_Objective_: Quote the records that follow in full and exactly; leave out the pictures.

_Stored data_:
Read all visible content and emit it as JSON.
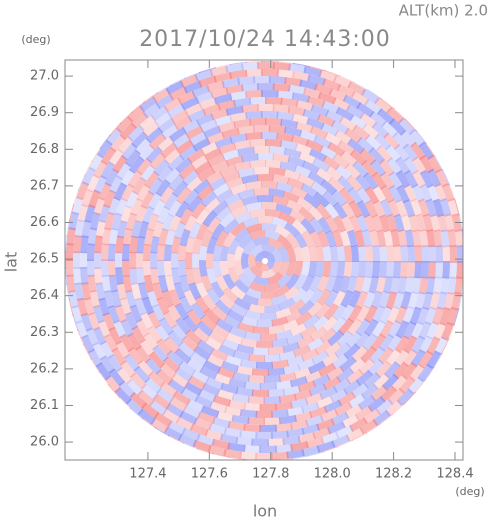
{
  "chart_data": {
    "type": "radar-ppi",
    "title": "2017/10/24 14:43:00",
    "annotation": "ALT(km) 2.0",
    "x_label": "lon",
    "y_label": "lat",
    "x_unit": "(deg)",
    "y_unit": "(deg)",
    "xlim": [
      127.13,
      128.426
    ],
    "ylim": [
      25.951,
      27.044
    ],
    "xticks": [
      127.4,
      127.6,
      127.8,
      {
        "value": 128,
        "label": "128.0"
      },
      128.2,
      128.4
    ],
    "yticks": [
      {
        "value": 26,
        "label": "26.0"
      },
      26.1,
      26.2,
      26.3,
      26.4,
      26.5,
      26.6,
      26.7,
      26.8,
      26.9,
      {
        "value": 27,
        "label": "27.0"
      }
    ]
  }
}
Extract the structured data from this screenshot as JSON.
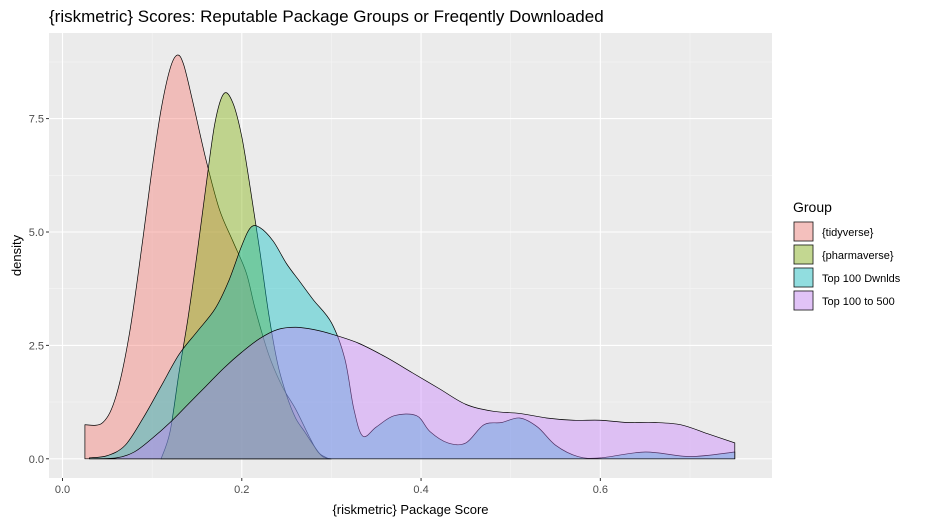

_Answer below_:
Read all visible content and emit it as JSON.
{
  "chart_data": {
    "type": "radar-ppi",
    "title": "2017/10/24 14:43:00",
    "annotation": "ALT(km) 2.0",
    "x_label": "lon",
    "y_label": "lat",
    "x_unit": "(deg)",
    "y_unit": "(deg)",
    "xlim": [
      127.13,
      128.426
    ],
    "ylim": [
      25.951,
      27.044
    ],
    "xticks": [
      127.4,
      127.6,
      127.8,
      {
        "value": 128,
        "label": "128.0"
      },
      128.2,
      128.4
    ],
    "yticks": [
      {
        "value": 26,
        "label": "26.0"
      },
      26.1,
      26.2,
      26.3,
      26.4,
      26.5,
      26.6,
      26.7,
      26.8,
      26.9,
      {
        "value": 27,
        "label": "27.0"
      }
    ]
  }
}
Extract the structured data from this screenshot as JSON.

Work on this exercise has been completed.